Given exercise:
Give back only the lines from the one with "What text is on this page?" through the last line of the data, exactly as they appear.

Information provided:
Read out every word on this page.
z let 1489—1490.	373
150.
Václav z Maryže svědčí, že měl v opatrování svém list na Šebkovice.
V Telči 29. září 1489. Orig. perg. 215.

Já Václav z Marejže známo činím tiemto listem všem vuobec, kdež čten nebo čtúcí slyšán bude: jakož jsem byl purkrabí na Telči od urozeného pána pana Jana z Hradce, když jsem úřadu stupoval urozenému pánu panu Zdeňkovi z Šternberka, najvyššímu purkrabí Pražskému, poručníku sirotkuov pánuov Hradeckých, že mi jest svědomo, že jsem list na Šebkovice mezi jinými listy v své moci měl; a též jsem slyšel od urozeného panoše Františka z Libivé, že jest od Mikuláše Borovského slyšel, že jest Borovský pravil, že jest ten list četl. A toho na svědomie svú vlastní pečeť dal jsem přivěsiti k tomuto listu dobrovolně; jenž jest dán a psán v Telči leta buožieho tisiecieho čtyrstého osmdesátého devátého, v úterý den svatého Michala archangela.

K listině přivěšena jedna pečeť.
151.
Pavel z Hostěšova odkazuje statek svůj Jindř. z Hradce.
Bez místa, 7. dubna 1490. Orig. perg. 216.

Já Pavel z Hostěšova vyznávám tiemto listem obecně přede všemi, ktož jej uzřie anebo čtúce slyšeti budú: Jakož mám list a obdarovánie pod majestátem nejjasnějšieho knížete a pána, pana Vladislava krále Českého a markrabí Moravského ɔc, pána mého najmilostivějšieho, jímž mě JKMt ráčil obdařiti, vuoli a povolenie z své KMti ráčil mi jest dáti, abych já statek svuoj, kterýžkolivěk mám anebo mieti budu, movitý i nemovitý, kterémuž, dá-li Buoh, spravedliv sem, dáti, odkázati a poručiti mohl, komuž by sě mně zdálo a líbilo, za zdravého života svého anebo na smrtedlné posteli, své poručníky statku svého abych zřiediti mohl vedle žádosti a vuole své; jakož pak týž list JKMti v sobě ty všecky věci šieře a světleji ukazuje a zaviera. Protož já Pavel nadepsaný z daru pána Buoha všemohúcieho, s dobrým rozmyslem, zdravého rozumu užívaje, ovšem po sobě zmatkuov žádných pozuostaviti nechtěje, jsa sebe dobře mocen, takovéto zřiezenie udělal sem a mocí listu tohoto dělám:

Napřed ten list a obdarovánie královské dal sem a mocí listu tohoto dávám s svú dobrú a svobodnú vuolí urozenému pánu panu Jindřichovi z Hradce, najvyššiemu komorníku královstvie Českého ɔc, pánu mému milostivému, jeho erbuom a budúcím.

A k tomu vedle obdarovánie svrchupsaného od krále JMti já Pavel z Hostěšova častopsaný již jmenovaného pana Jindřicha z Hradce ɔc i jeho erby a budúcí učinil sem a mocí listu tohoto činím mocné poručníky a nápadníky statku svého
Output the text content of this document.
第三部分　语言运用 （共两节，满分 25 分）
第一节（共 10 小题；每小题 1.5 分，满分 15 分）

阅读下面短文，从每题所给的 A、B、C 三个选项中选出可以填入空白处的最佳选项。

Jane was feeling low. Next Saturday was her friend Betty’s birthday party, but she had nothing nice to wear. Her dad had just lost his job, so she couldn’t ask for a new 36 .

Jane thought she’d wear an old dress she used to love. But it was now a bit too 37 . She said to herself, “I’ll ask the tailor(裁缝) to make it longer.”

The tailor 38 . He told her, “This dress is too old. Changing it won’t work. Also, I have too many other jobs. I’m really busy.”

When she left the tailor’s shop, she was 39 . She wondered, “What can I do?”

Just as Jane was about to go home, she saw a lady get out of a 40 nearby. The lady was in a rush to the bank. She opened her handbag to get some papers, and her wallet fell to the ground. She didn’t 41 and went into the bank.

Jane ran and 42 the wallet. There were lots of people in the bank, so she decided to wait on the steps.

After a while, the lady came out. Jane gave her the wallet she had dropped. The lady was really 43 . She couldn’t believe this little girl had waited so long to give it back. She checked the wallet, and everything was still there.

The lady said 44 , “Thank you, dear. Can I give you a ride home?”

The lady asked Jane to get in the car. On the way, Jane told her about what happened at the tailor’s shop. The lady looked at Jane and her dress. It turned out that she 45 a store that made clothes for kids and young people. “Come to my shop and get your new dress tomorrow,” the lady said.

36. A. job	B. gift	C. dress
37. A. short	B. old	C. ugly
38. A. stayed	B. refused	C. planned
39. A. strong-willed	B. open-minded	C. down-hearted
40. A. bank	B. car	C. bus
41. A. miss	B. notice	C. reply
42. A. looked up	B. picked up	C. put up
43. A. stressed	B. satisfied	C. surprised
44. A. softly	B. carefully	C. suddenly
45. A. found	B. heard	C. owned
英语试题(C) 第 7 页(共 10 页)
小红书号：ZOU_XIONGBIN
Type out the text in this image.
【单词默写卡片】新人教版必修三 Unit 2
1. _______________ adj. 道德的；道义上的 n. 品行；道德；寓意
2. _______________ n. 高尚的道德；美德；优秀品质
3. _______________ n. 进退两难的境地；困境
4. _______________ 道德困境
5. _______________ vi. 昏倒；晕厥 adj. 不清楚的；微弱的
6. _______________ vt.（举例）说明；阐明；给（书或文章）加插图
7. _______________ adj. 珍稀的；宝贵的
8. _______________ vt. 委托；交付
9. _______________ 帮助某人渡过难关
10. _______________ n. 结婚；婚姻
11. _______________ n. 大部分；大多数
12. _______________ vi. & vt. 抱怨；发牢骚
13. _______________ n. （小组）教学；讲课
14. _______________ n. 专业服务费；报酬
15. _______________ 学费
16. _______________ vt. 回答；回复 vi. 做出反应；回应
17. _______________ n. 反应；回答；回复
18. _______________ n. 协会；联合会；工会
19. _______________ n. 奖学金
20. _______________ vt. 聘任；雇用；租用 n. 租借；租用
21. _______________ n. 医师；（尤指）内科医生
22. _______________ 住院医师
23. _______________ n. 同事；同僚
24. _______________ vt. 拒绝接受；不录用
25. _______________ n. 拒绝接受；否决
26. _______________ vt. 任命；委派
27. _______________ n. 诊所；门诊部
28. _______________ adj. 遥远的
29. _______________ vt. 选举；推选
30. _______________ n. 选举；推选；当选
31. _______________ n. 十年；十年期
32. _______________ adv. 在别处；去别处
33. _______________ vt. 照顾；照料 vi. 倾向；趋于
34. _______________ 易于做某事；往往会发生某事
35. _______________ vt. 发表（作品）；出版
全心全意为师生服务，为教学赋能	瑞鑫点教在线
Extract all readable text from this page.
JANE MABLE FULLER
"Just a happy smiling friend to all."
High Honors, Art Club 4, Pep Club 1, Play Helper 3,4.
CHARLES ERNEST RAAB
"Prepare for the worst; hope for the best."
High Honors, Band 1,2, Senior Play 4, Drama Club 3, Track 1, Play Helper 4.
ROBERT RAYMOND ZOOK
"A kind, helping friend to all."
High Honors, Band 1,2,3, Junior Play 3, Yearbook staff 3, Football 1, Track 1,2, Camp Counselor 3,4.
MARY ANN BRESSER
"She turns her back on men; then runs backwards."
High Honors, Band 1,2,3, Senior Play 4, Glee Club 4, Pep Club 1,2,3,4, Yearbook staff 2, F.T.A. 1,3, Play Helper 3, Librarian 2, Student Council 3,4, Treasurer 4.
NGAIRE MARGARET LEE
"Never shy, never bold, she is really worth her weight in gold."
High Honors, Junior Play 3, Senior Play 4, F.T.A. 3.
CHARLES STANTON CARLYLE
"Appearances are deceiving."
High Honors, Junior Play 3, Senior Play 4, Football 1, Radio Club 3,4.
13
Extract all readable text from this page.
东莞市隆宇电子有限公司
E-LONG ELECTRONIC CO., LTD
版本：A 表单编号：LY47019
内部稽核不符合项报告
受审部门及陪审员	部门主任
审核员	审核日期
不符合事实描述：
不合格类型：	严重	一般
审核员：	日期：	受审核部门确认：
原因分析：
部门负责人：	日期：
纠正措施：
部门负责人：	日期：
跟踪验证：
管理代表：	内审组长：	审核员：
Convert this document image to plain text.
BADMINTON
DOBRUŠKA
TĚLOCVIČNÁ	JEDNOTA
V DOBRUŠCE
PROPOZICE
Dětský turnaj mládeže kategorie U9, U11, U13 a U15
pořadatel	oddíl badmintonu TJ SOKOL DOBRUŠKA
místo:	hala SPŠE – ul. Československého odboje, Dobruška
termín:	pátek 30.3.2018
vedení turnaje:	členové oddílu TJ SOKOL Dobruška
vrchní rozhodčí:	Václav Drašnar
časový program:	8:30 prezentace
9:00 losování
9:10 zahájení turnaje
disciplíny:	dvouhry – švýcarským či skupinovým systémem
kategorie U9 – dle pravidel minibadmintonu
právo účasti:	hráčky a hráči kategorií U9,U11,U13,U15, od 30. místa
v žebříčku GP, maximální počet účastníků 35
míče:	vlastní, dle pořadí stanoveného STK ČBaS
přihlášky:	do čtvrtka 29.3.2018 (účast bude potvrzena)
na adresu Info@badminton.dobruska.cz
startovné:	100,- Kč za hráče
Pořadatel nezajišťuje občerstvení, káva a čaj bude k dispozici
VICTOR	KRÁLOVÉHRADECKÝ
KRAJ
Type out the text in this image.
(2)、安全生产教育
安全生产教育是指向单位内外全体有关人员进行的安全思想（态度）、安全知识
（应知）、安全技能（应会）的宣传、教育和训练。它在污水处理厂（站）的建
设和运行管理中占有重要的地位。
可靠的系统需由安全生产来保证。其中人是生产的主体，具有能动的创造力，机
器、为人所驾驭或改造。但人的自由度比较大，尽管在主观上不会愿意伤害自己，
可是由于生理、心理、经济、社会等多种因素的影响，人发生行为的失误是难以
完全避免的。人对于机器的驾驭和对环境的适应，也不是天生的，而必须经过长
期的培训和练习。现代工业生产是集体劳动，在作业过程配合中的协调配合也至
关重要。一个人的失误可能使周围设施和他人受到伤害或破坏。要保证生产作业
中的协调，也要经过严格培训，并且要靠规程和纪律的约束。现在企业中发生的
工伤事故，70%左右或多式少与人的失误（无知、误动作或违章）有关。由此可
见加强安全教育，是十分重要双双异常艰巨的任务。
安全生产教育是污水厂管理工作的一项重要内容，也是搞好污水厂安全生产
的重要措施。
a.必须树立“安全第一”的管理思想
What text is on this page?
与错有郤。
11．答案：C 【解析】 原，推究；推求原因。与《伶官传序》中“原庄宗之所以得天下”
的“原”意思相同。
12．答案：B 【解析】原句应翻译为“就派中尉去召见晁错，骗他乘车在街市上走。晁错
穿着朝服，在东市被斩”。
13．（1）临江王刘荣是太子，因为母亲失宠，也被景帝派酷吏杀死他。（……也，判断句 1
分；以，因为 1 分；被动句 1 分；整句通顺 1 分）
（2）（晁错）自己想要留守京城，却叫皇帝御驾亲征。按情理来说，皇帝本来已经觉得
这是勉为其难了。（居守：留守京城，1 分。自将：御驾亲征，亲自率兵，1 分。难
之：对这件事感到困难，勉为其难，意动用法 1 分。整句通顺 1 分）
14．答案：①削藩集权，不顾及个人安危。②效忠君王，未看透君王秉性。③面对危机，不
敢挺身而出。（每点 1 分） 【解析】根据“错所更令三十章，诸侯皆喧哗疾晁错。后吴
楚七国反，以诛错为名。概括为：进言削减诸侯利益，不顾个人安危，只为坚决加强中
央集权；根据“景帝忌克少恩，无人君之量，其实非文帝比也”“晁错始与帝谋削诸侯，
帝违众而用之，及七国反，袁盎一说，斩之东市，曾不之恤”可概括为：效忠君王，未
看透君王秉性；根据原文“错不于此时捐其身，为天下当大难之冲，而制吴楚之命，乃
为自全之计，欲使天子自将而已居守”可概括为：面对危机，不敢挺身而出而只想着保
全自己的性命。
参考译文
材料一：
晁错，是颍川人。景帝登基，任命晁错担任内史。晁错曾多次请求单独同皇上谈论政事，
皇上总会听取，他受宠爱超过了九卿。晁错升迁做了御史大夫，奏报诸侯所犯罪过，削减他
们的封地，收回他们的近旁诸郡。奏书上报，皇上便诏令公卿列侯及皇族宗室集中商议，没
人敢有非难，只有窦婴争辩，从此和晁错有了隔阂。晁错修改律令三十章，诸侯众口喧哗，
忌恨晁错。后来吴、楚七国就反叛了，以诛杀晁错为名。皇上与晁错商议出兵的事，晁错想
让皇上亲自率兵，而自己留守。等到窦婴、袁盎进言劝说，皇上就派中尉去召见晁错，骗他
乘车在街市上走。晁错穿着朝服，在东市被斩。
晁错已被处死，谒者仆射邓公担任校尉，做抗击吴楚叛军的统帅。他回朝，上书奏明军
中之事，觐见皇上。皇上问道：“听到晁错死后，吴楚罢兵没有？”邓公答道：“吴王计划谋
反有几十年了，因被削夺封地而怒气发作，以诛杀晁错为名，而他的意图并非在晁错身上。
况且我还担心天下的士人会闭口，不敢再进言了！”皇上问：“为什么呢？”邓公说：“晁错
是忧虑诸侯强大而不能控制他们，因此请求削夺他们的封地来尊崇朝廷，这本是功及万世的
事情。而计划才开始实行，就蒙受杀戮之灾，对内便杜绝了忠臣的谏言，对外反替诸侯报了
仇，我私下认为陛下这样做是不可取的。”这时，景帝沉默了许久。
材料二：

Expected answer:
What text is on this page?
与错有郤。
11．答案：C 【解析】 原，推究；推求原因。与《伶官传序》中“原庄宗之所以得天下”
的“原”意思相同。
12．答案：B 【解析】原句应翻译为“就派中尉去召见晁错，骗他乘车在街市上走。晁错
穿着朝服，在东市被斩”。
13．（1）临江王刘荣是太子，因为母亲失宠，也被景帝派酷吏杀死他。（……也，判断句 1
分；以，因为 1 分；被动句 1 分；整句通顺 1 分）
（2）（晁错）自己想要留守京城，却叫皇帝御驾亲征。按情理来说，皇帝本来已经觉得
这是勉为其难了。（居守：留守京城，1 分。自将：御驾亲征，亲自率兵，1 分。难
之：对这件事感到困难，勉为其难，意动用法 1 分。整句通顺 1 分）
14．答案：①削藩集权，不顾及个人安危。②效忠君王，未看透君王秉性。③面对危机，不
敢挺身而出。（每点 1 分） 【解析】根据“错所更令三十章，诸侯皆喧哗疾晁错。后吴
楚七国反，以诛错为名。概括为：进言削减诸侯利益，不顾个人安危，只为坚决加强中
央集权；根据“景帝忌克少恩，无人君之量，其实非文帝比也”“晁错始与帝谋削诸侯，
帝违众而用之，及七国反，袁盎一说，斩之东市，曾不之恤”可概括为：效忠君王，未
看透君王秉性；根据原文“错不于此时捐其身，为天下当大难之冲，而制吴楚之命，乃
为自全之计，欲使天子自将而已居守”可概括为：面对危机，不敢挺身而出而只想着保
全自己的性命。
参考译文
材料一：
晁错，是颍川人。景帝登基，任命晁错担任内史。晁错曾多次请求单独同皇上谈论政事，
皇上总会听取，他受宠爱超过了九卿。晁错升迁做了御史大夫，奏报诸侯所犯罪过，削减他
们的封地，收回他们的近旁诸郡。奏书上报，皇上便诏令公卿列侯及皇族宗室集中商议，没
人敢有非难，只有窦婴争辩，从此和晁错有了隔阂。晁错修改律令三十章，诸侯众口喧哗，
忌恨晁错。后来吴、楚七国就反叛了，以诛杀晁错为名。皇上与晁错商议出兵的事，晁错想
让皇上亲自率兵，而自己留守。等到窦婴、袁盎进言劝说，皇上就派中尉去召见晁错，骗他
乘车在街市上走。晁错穿着朝服，在东市被斩。
晁错已被处死，谒者仆射邓公担任校尉，做抗击吴楚叛军的统帅。他回朝，上书奏明军
中之事，觐见皇上。皇上问道：“听到晁错死后，吴楚罢兵没有？”邓公答道：“吴王计划谋
反有几十年了，因被削夺封地而怒气发作，以诛杀晁错为名，而他的意图并非在晁错身上。
况且我还担心天下的士人会闭口，不敢再进言了！”皇上问：“为什么呢？”邓公说：“晁错
是忧虑诸侯强大而不能控制他们，因此请求削夺他们的封地来尊崇朝廷，这本是功及万世的
事情。而计划才开始实行，就蒙受杀戮之灾，对内便杜绝了忠臣的谏言，对外反替诸侯报了
仇，我私下认为陛下这样做是不可取的。”这时，景帝沉默了许久。
材料二：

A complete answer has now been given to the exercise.